*Exercise prompt*
Reproduce the entries in full, with no changes.

(begin)

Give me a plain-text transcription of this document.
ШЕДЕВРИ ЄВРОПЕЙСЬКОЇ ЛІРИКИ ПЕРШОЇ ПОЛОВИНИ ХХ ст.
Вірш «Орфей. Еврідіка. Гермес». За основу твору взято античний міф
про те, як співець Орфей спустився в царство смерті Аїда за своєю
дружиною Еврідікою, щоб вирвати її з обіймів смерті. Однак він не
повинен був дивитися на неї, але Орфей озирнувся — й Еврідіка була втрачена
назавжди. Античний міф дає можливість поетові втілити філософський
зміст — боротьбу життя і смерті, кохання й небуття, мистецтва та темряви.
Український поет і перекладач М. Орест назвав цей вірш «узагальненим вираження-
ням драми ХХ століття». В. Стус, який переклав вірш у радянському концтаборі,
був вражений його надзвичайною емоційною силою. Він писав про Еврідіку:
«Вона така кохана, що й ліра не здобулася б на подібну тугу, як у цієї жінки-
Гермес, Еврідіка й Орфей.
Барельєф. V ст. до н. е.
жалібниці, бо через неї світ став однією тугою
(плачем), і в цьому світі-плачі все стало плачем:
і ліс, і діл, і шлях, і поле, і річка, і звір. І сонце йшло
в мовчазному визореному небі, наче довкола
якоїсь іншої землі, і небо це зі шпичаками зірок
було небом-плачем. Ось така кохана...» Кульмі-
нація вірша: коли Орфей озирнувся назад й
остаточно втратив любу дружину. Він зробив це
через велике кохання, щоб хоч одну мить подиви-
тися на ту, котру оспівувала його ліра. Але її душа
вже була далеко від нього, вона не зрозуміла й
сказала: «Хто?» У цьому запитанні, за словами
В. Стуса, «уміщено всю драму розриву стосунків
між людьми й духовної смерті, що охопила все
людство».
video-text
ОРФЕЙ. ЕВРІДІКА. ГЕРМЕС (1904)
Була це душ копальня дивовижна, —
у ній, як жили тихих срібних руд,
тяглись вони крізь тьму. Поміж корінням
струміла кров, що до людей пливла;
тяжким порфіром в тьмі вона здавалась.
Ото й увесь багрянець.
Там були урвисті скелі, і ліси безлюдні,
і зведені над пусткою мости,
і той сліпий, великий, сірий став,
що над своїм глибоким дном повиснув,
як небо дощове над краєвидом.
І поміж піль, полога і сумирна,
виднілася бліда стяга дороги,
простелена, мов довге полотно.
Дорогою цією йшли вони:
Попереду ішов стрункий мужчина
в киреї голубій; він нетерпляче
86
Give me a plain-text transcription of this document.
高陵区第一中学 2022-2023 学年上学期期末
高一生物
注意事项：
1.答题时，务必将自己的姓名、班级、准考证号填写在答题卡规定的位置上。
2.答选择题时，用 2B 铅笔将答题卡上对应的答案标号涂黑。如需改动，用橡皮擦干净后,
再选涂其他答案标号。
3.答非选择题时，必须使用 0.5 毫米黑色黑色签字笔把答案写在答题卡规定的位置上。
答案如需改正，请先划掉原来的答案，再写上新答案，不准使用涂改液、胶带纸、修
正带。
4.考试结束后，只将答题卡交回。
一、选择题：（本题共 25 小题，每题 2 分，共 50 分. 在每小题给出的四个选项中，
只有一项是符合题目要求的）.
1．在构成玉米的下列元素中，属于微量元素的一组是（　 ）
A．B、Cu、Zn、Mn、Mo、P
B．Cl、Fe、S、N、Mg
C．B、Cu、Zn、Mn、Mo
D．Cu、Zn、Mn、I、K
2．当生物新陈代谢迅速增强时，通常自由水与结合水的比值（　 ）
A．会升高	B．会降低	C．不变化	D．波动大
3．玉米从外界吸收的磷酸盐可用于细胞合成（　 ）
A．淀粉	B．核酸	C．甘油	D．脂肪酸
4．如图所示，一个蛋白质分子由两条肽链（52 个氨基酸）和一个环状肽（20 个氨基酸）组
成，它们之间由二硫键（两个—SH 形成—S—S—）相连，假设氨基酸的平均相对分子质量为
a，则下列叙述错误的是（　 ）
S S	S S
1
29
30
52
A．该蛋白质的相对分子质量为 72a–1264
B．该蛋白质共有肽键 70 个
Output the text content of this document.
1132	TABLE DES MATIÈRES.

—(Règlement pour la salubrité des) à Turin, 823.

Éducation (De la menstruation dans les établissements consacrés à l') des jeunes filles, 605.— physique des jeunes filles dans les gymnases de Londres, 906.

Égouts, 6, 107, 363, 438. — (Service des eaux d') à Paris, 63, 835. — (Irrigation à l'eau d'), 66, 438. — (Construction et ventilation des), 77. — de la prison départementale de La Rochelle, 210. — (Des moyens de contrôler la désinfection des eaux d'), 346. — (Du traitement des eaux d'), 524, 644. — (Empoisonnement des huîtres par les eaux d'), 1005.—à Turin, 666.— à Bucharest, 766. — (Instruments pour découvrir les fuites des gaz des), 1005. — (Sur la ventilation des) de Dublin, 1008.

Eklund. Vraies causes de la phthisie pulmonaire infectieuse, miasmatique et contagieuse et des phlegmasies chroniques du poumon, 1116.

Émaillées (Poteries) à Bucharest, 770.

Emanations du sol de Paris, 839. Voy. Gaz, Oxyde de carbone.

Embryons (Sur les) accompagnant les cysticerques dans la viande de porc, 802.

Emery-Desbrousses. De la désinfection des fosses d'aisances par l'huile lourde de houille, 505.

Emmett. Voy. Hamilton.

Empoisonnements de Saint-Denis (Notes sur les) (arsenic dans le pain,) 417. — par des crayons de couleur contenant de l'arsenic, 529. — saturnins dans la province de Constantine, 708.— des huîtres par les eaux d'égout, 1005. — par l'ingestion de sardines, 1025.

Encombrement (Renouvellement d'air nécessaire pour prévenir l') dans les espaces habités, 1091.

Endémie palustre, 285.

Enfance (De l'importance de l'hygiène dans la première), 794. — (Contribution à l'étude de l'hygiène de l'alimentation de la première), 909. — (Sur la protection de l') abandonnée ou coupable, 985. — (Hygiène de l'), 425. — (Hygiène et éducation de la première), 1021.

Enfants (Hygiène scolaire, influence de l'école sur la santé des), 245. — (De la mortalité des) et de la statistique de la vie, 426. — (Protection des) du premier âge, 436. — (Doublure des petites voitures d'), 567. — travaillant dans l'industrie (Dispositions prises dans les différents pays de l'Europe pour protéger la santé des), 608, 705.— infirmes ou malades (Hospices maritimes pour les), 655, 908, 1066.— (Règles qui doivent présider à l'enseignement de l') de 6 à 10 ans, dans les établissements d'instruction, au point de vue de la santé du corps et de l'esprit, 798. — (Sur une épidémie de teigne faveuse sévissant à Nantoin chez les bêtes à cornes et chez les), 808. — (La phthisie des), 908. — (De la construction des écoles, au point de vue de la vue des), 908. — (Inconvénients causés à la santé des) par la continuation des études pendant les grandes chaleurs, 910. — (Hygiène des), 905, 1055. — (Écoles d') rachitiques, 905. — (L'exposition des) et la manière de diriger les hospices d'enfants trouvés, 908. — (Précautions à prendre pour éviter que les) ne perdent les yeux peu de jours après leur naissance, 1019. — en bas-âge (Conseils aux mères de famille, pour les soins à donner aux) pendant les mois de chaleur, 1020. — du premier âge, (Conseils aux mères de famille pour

(end)

*Expected output*
Give me a plain-text transcription of this document.
ШЕДЕВРИ ЄВРОПЕЙСЬКОЇ ЛІРИКИ ПЕРШОЇ ПОЛОВИНИ ХХ ст.
Вірш «Орфей. Еврідіка. Гермес». За основу твору взято античний міф
про те, як співець Орфей спустився в царство смерті Аїда за своєю
дружиною Еврідікою, щоб вирвати її з обіймів смерті. Однак він не
повинен був дивитися на неї, але Орфей озирнувся — й Еврідіка була втрачена
назавжди. Античний міф дає можливість поетові втілити філософський
зміст — боротьбу життя і смерті, кохання й небуття, мистецтва та темряви.
Український поет і перекладач М. Орест назвав цей вірш «узагальненим вираження-
ням драми ХХ століття». В. Стус, який переклав вірш у радянському концтаборі,
був вражений його надзвичайною емоційною силою. Він писав про Еврідіку:
«Вона така кохана, що й ліра не здобулася б на подібну тугу, як у цієї жінки-
Гермес, Еврідіка й Орфей.
Барельєф. V ст. до н. е.
жалібниці, бо через неї світ став однією тугою
(плачем), і в цьому світі-плачі все стало плачем:
і ліс, і діл, і шлях, і поле, і річка, і звір. І сонце йшло
в мовчазному визореному небі, наче довкола
якоїсь іншої землі, і небо це зі шпичаками зірок
було небом-плачем. Ось така кохана...» Кульмі-
нація вірша: коли Орфей озирнувся назад й
остаточно втратив любу дружину. Він зробив це
через велике кохання, щоб хоч одну мить подиви-
тися на ту, котру оспівувала його ліра. Але її душа
вже була далеко від нього, вона не зрозуміла й
сказала: «Хто?» У цьому запитанні, за словами
В. Стуса, «уміщено всю драму розриву стосунків
між людьми й духовної смерті, що охопила все
людство».
video-text
ОРФЕЙ. ЕВРІДІКА. ГЕРМЕС (1904)
Була це душ копальня дивовижна, —
у ній, як жили тихих срібних руд,
тяглись вони крізь тьму. Поміж корінням
струміла кров, що до людей пливла;
тяжким порфіром в тьмі вона здавалась.
Ото й увесь багрянець.
Там були урвисті скелі, і ліси безлюдні,
і зведені над пусткою мости,
і той сліпий, великий, сірий став,
що над своїм глибоким дном повиснув,
як небо дощове над краєвидом.
І поміж піль, полога і сумирна,
виднілася бліда стяга дороги,
простелена, мов довге полотно.
Дорогою цією йшли вони:
Попереду ішов стрункий мужчина
в киреї голубій; він нетерпляче
86
Give me a plain-text transcription of this document.
高陵区第一中学 2022-2023 学年上学期期末
高一生物
注意事项：
1.答题时，务必将自己的姓名、班级、准考证号填写在答题卡规定的位置上。
2.答选择题时，用 2B 铅笔将答题卡上对应的答案标号涂黑。如需改动，用橡皮擦干净后,
再选涂其他答案标号。
3.答非选择题时，必须使用 0.5 毫米黑色黑色签字笔把答案写在答题卡规定的位置上。
答案如需改正，请先划掉原来的答案，再写上新答案，不准使用涂改液、胶带纸、修
正带。
4.考试结束后，只将答题卡交回。
一、选择题：（本题共 25 小题，每题 2 分，共 50 分. 在每小题给出的四个选项中，
只有一项是符合题目要求的）.
1．在构成玉米的下列元素中，属于微量元素的一组是（　 ）
A．B、Cu、Zn、Mn、Mo、P
B．Cl、Fe、S、N、Mg
C．B、Cu、Zn、Mn、Mo
D．Cu、Zn、Mn、I、K
2．当生物新陈代谢迅速增强时，通常自由水与结合水的比值（　 ）
A．会升高	B．会降低	C．不变化	D．波动大
3．玉米从外界吸收的磷酸盐可用于细胞合成（　 ）
A．淀粉	B．核酸	C．甘油	D．脂肪酸
4．如图所示，一个蛋白质分子由两条肽链（52 个氨基酸）和一个环状肽（20 个氨基酸）组
成，它们之间由二硫键（两个—SH 形成—S—S—）相连，假设氨基酸的平均相对分子质量为
a，则下列叙述错误的是（　 ）
S S	S S
1
29
30
52
A．该蛋白质的相对分子质量为 72a–1264
B．该蛋白质共有肽键 70 个
Output the text content of this document.
1132	TABLE DES MATIÈRES.

—(Règlement pour la salubrité des) à Turin, 823.

Éducation (De la menstruation dans les établissements consacrés à l') des jeunes filles, 605.— physique des jeunes filles dans les gymnases de Londres, 906.

Égouts, 6, 107, 363, 438. — (Service des eaux d') à Paris, 63, 835. — (Irrigation à l'eau d'), 66, 438. — (Construction et ventilation des), 77. — de la prison départementale de La Rochelle, 210. — (Des moyens de contrôler la désinfection des eaux d'), 346. — (Du traitement des eaux d'), 524, 644. — (Empoisonnement des huîtres par les eaux d'), 1005.—à Turin, 666.— à Bucharest, 766. — (Instruments pour découvrir les fuites des gaz des), 1005. — (Sur la ventilation des) de Dublin, 1008.

Eklund. Vraies causes de la phthisie pulmonaire infectieuse, miasmatique et contagieuse et des phlegmasies chroniques du poumon, 1116.

Émaillées (Poteries) à Bucharest, 770.

Emanations du sol de Paris, 839. Voy. Gaz, Oxyde de carbone.

Embryons (Sur les) accompagnant les cysticerques dans la viande de porc, 802.

Emery-Desbrousses. De la désinfection des fosses d'aisances par l'huile lourde de houille, 505.

Emmett. Voy. Hamilton.

Empoisonnements de Saint-Denis (Notes sur les) (arsenic dans le pain,) 417. — par des crayons de couleur contenant de l'arsenic, 529. — saturnins dans la province de Constantine, 708.— des huîtres par les eaux d'égout, 1005. — par l'ingestion de sardines, 1025.

Encombrement (Renouvellement d'air nécessaire pour prévenir l') dans les espaces habités, 1091.

Endémie palustre, 285.

Enfance (De l'importance de l'hygiène dans la première), 794. — (Contribution à l'étude de l'hygiène de l'alimentation de la première), 909. — (Sur la protection de l') abandonnée ou coupable, 985. — (Hygiène de l'), 425. — (Hygiène et éducation de la première), 1021.

Enfants (Hygiène scolaire, influence de l'école sur la santé des), 245. — (De la mortalité des) et de la statistique de la vie, 426. — (Protection des) du premier âge, 436. — (Doublure des petites voitures d'), 567. — travaillant dans l'industrie (Dispositions prises dans les différents pays de l'Europe pour protéger la santé des), 608, 705.— infirmes ou malades (Hospices maritimes pour les), 655, 908, 1066.— (Règles qui doivent présider à l'enseignement de l') de 6 à 10 ans, dans les établissements d'instruction, au point de vue de la santé du corps et de l'esprit, 798. — (Sur une épidémie de teigne faveuse sévissant à Nantoin chez les bêtes à cornes et chez les), 808. — (La phthisie des), 908. — (De la construction des écoles, au point de vue de la vue des), 908. — (Inconvénients causés à la santé des) par la continuation des études pendant les grandes chaleurs, 910. — (Hygiène des), 905, 1055. — (Écoles d') rachitiques, 905. — (L'exposition des) et la manière de diriger les hospices d'enfants trouvés, 908. — (Précautions à prendre pour éviter que les) ne perdent les yeux peu de jours après leur naissance, 1019. — en bas-âge (Conseils aux mères de famille, pour les soins à donner aux) pendant les mois de chaleur, 1020. — du premier âge, (Conseils aux mères de famille pour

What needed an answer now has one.